◆ **YOUR GOAL**
Leave the pictures out. Return all other data exactly.

%%

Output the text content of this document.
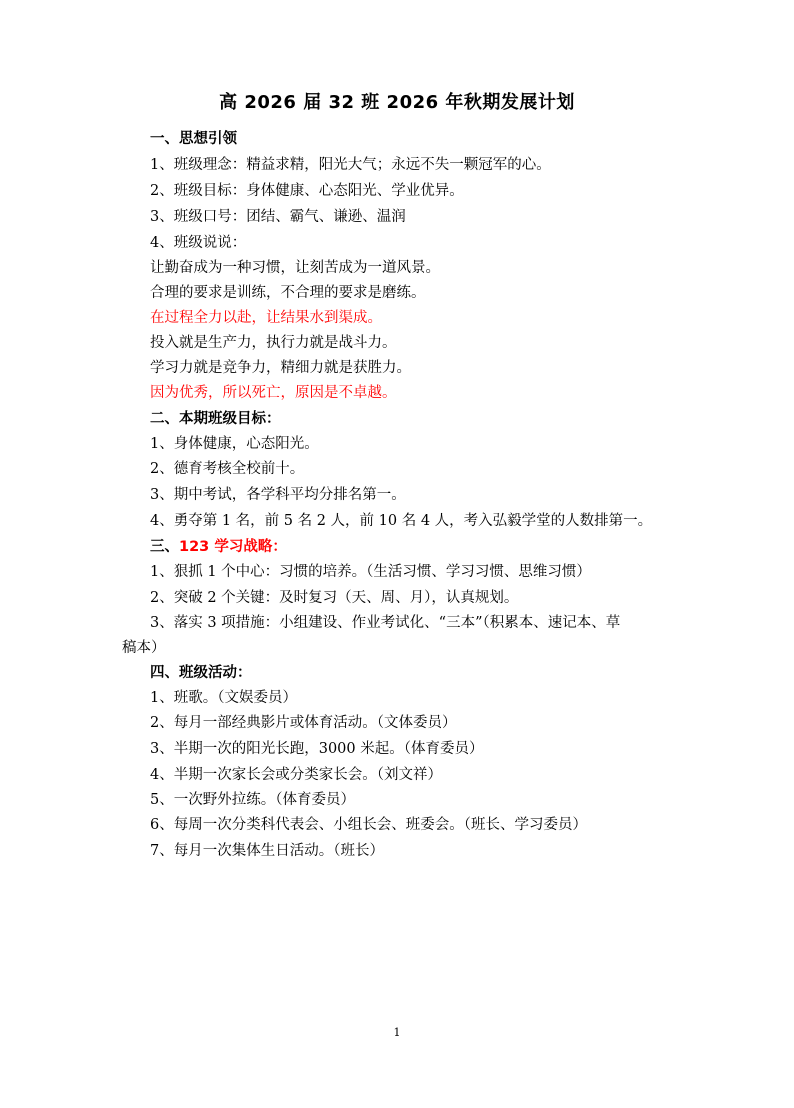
高 2026 届 32 班 2026 年秋期发展计划
一、思想引领
1、班级理念：精益求精，阳光大气；永远不失一颗冠军的心。
2、班级目标：身体健康、心态阳光、学业优异。
3、班级口号：团结、霸气、谦逊、温润
4、班级说说：
让勤奋成为一种习惯，让刻苦成为一道风景。
合理的要求是训练，不合理的要求是磨练。
在过程全力以赴，让结果水到渠成。
投入就是生产力，执行力就是战斗力。
学习力就是竞争力，精细力就是获胜力。
因为优秀，所以死亡，原因是不卓越。
二、本期班级目标：
1、身体健康，心态阳光。
2、德育考核全校前十。
3、期中考试，各学科平均分排名第一。
4、勇夺第 1 名，前 5 名 2 人，前 10 名 4 人，考入弘毅学堂的人数排第一。
三、123 学习战略：
1、狠抓 1 个中心：习惯的培养。（生活习惯、学习习惯、思维习惯）
2、突破 2 个关键：及时复习（天、周、月），认真规划。
3、落实 3 项措施：小组建设、作业考试化、“三本”（积累本、速记本、草
稿本）
四、班级活动：
1、班歌。（文娱委员）
2、每月一部经典影片或体育活动。（文体委员）
3、半期一次的阳光长跑，3000 米起。（体育委员）
4、半期一次家长会或分类家长会。（刘文祥）
5、一次野外拉练。（体育委员）
6、每周一次分类科代表会、小组长会、班委会。（班长、学习委员）
7、每月一次集体生日活动。（班长）
1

%%

◆ **EXPECTED ANSWER**
Output the text content of this document.
高 2026 届 32 班 2026 年秋期发展计划
一、思想引领
1、班级理念：精益求精，阳光大气；永远不失一颗冠军的心。
2、班级目标：身体健康、心态阳光、学业优异。
3、班级口号：团结、霸气、谦逊、温润
4、班级说说：
让勤奋成为一种习惯，让刻苦成为一道风景。
合理的要求是训练，不合理的要求是磨练。
在过程全力以赴，让结果水到渠成。
投入就是生产力，执行力就是战斗力。
学习力就是竞争力，精细力就是获胜力。
因为优秀，所以死亡，原因是不卓越。
二、本期班级目标：
1、身体健康，心态阳光。
2、德育考核全校前十。
3、期中考试，各学科平均分排名第一。
4、勇夺第 1 名，前 5 名 2 人，前 10 名 4 人，考入弘毅学堂的人数排第一。
三、123 学习战略：
1、狠抓 1 个中心：习惯的培养。（生活习惯、学习习惯、思维习惯）
2、突破 2 个关键：及时复习（天、周、月），认真规划。
3、落实 3 项措施：小组建设、作业考试化、“三本”（积累本、速记本、草
稿本）
四、班级活动：
1、班歌。（文娱委员）
2、每月一部经典影片或体育活动。（文体委员）
3、半期一次的阳光长跑，3000 米起。（体育委员）
4、半期一次家长会或分类家长会。（刘文祥）
5、一次野外拉练。（体育委员）
6、每周一次分类科代表会、小组长会、班委会。（班长、学习委员）
7、每月一次集体生日活动。（班长）
1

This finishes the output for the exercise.